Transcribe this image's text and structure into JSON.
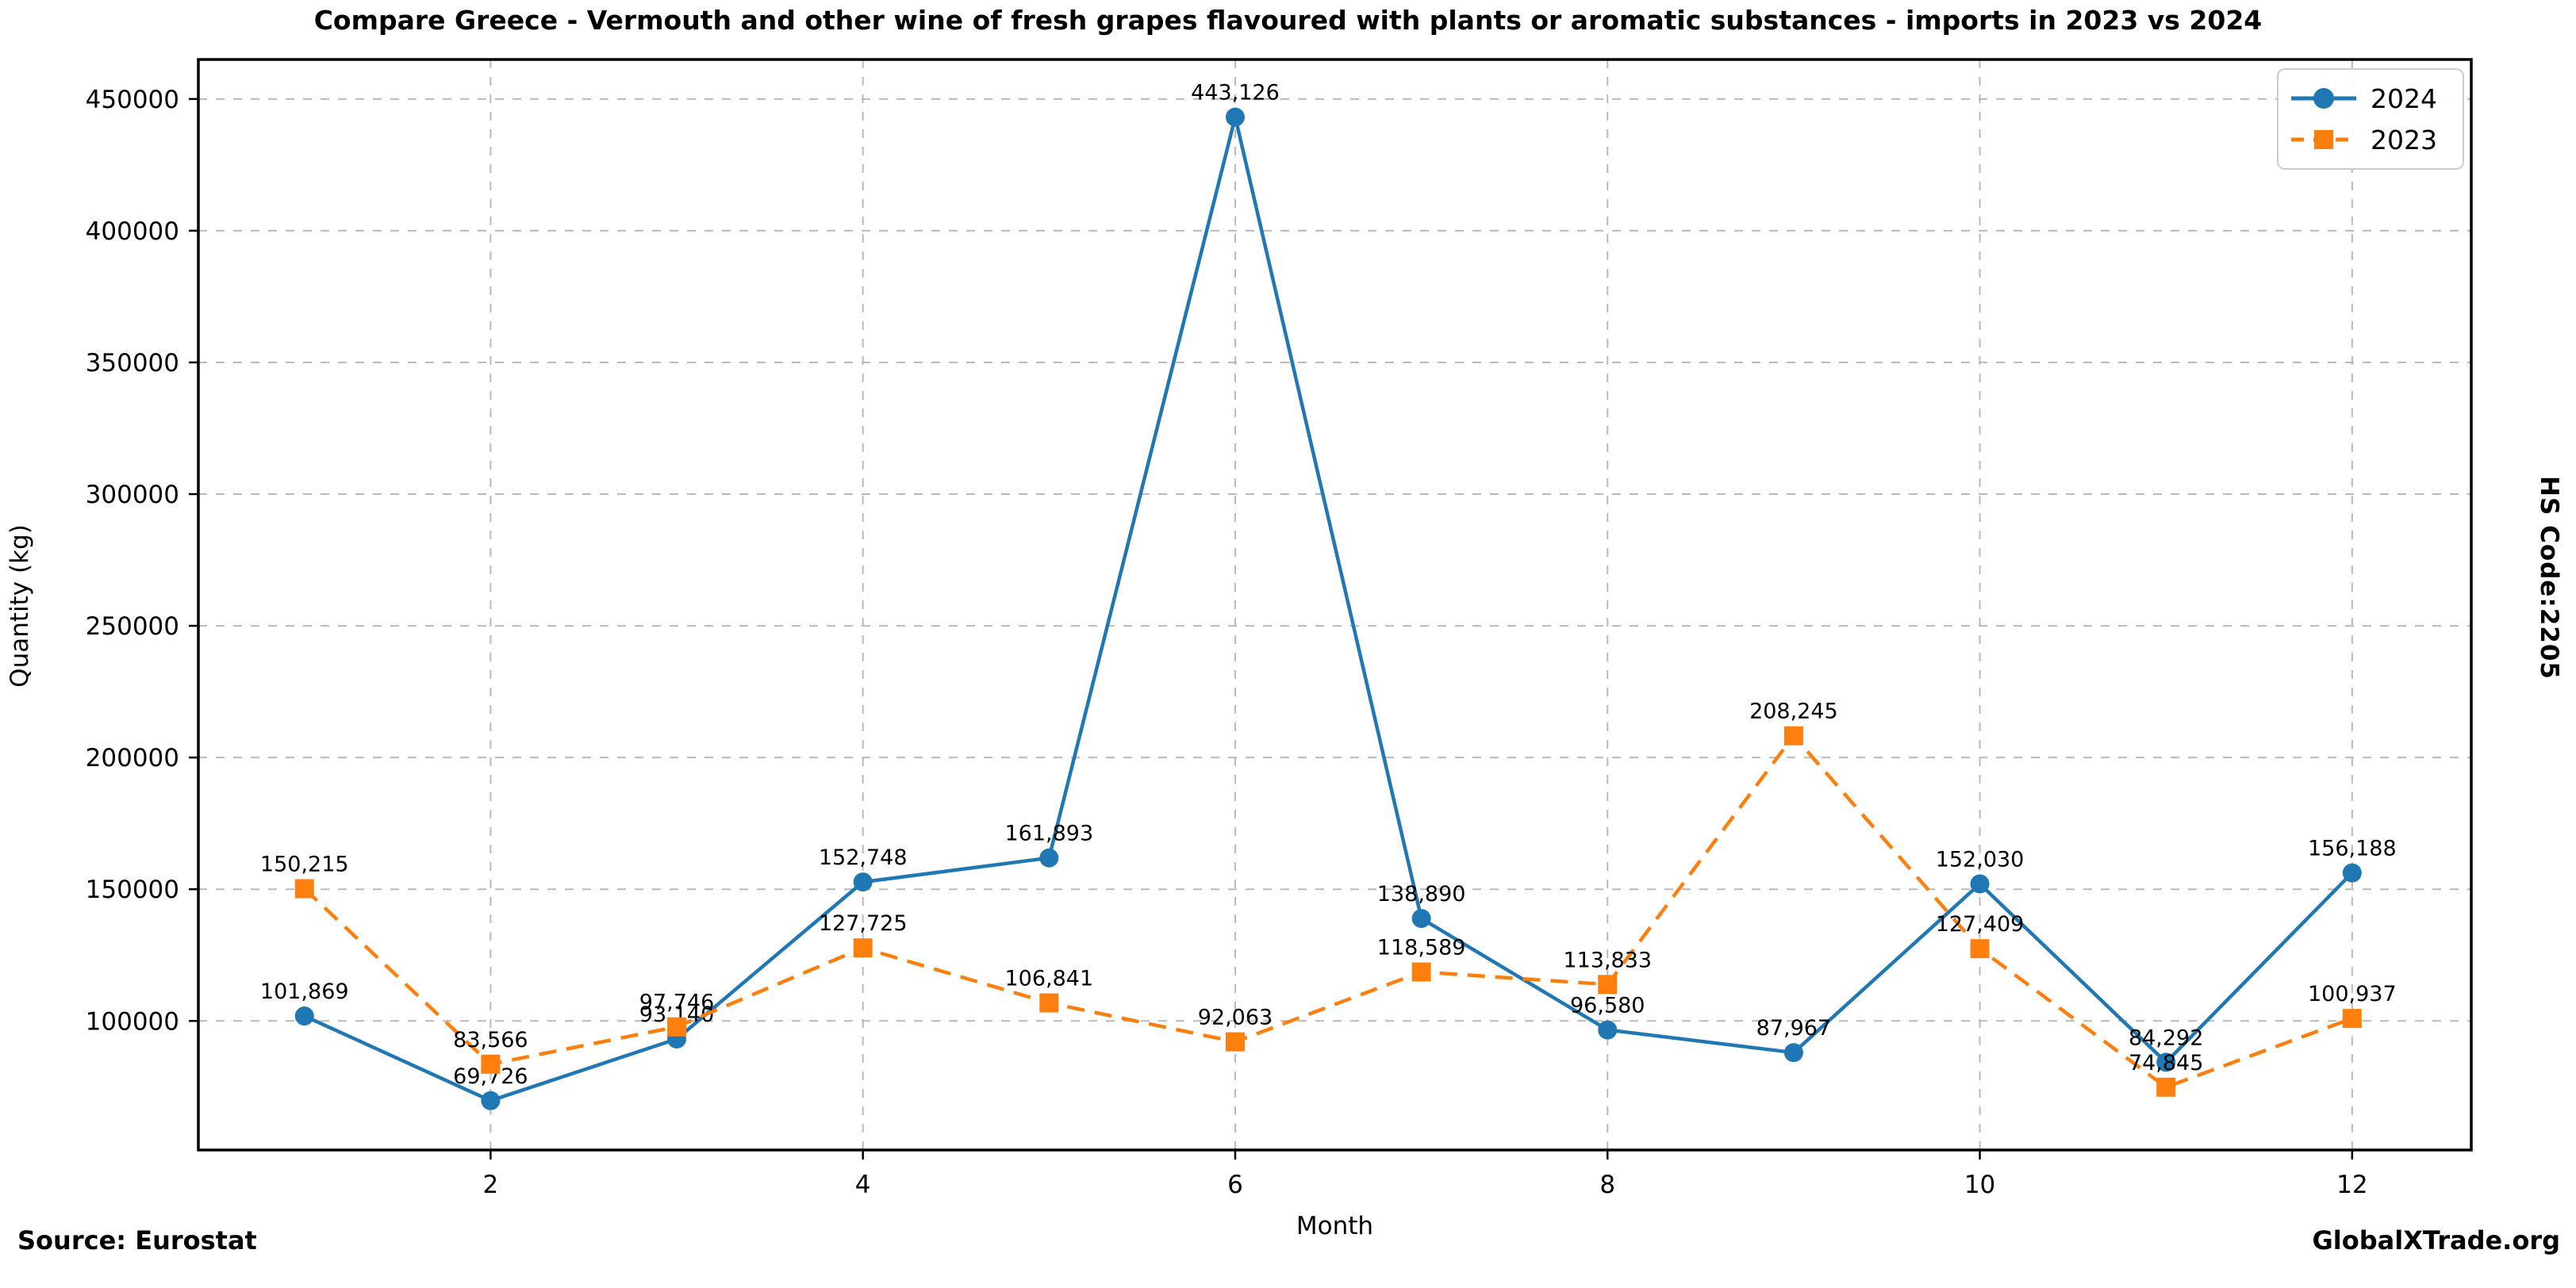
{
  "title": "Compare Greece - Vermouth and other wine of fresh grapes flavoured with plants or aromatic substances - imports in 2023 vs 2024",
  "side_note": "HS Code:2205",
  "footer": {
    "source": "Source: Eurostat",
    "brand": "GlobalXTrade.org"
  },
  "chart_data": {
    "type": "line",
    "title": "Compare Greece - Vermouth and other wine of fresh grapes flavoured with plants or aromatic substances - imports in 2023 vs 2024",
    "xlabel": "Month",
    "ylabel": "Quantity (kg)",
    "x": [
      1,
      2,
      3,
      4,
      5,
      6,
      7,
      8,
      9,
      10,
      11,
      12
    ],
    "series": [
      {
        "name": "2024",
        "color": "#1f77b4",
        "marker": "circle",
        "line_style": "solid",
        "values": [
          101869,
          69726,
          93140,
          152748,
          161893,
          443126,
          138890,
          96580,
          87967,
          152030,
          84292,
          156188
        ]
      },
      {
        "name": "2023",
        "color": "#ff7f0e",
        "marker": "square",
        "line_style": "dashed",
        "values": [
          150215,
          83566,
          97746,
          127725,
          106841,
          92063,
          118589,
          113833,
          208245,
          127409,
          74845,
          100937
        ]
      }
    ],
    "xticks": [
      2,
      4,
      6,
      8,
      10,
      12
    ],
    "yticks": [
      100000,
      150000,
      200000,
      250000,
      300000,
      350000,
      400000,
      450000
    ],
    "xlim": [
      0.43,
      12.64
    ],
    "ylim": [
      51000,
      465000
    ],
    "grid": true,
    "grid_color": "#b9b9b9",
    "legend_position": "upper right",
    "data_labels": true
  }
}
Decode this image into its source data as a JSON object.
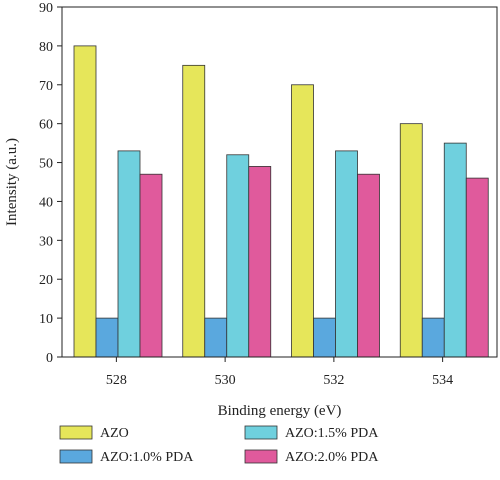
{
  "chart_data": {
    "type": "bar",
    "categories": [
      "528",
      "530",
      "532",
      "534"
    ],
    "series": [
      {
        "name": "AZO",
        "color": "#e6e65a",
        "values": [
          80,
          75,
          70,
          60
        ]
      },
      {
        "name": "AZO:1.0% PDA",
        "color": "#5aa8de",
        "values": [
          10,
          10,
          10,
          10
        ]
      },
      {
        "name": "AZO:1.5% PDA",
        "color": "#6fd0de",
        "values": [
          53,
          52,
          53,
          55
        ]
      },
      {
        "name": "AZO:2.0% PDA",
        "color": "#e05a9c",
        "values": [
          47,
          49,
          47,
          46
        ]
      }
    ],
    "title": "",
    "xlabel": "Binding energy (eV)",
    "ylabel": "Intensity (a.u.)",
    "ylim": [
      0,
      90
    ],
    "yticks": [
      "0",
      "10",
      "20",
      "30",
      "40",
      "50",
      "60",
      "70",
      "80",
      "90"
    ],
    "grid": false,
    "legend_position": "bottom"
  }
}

---

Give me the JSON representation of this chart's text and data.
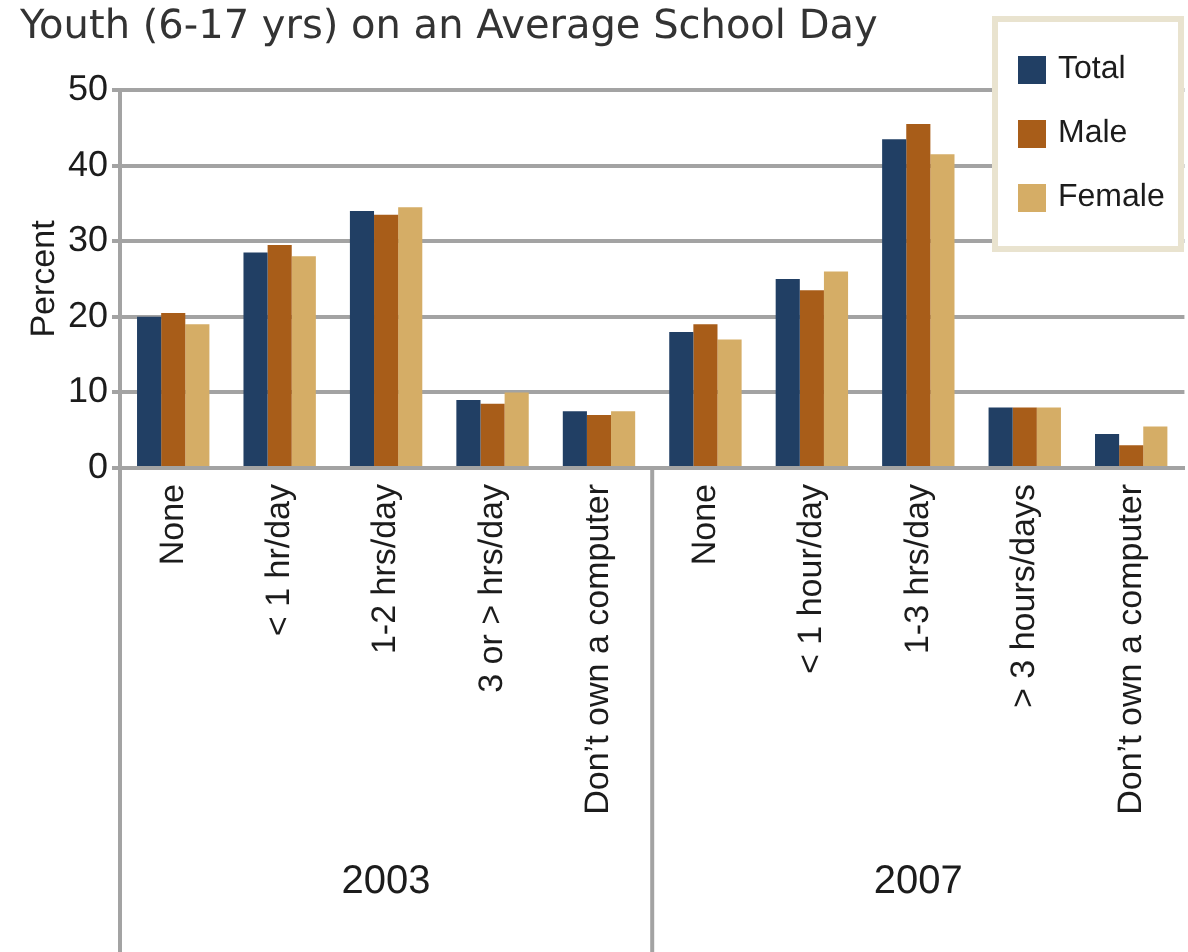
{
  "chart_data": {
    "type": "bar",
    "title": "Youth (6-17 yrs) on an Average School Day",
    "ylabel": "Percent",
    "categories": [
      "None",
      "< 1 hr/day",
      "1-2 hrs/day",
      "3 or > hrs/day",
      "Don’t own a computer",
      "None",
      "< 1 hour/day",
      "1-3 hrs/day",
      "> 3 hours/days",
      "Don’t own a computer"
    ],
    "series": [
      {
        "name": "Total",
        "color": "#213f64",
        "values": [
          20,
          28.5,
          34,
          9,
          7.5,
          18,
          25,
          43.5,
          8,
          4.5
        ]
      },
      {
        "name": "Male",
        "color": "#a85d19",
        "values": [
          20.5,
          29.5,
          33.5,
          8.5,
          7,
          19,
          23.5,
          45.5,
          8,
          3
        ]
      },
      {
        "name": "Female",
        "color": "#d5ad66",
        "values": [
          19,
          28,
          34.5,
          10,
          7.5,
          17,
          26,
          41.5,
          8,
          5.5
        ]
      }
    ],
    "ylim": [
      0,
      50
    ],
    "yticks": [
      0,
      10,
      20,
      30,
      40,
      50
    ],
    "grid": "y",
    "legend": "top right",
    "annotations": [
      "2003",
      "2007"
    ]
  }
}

#### [WRITTEN PROBLEM]
Search the entries for the string "name" and collect each line that has it.

#### [FINAL ANSWER]
        "name": "2024",
        "name": "2023",
        "name": "AZO",
        "name": "AZO:1.0% PDA",
        "name": "AZO:1.5% PDA",
        "name": "AZO:2.0% PDA",
        "name": "Total",
        "name": "Male",
        "name": "Female",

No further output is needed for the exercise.